((

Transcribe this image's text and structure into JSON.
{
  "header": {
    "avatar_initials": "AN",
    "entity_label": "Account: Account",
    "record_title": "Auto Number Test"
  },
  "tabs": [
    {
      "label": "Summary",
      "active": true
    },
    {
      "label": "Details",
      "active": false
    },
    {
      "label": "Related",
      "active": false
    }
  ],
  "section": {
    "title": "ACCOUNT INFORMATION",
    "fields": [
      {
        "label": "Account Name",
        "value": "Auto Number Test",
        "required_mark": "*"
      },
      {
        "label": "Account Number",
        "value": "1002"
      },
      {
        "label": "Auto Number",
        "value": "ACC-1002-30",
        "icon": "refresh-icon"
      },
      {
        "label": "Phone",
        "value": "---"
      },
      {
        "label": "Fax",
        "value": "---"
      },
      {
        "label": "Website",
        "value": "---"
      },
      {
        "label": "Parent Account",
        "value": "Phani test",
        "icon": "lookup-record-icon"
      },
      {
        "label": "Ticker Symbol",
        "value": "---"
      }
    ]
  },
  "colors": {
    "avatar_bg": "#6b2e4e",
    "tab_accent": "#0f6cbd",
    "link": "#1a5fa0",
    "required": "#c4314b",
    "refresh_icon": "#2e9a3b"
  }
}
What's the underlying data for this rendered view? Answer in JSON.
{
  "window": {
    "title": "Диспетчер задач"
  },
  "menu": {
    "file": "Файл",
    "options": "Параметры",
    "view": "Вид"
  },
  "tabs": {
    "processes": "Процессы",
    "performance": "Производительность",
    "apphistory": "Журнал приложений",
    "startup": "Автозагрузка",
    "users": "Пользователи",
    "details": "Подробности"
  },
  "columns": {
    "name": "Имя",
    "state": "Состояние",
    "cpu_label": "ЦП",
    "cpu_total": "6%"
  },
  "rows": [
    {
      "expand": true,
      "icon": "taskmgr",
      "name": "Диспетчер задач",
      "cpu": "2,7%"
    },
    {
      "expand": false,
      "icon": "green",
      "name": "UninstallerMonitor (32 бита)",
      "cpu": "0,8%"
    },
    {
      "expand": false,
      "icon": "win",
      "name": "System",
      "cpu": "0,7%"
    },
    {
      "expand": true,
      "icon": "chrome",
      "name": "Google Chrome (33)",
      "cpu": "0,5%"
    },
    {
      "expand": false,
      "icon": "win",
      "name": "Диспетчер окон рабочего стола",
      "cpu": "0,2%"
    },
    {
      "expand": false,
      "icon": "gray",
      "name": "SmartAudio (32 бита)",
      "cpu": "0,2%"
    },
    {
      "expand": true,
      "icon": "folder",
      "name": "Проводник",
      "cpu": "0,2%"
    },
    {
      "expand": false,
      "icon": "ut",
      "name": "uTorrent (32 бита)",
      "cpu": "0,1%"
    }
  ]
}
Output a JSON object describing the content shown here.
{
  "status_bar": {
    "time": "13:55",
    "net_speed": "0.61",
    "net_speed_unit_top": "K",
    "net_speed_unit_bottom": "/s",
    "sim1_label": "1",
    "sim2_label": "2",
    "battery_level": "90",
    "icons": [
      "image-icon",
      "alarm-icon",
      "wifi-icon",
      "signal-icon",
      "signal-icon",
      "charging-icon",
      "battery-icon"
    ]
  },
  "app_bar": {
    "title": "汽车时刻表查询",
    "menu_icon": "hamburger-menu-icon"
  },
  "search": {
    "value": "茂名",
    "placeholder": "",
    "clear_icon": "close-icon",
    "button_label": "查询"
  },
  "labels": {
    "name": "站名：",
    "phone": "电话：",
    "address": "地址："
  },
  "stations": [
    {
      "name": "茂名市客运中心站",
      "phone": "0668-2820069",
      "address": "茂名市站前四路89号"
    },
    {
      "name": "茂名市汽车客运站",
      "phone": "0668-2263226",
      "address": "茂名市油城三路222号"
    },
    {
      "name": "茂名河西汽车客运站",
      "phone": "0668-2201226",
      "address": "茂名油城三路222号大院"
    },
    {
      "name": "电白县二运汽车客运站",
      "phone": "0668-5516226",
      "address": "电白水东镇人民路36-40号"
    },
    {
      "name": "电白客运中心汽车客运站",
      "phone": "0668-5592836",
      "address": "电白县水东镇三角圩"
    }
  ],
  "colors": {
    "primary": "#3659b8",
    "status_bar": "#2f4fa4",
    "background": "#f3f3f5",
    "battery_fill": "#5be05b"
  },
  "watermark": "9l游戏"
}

))

| Exercise brief |
Copy all lines from the entries that contain the word "Auto".

| Exercise output |
    "record_title": "Auto Number Test"
        "value": "Auto Number Test",
        "label": "Auto Number",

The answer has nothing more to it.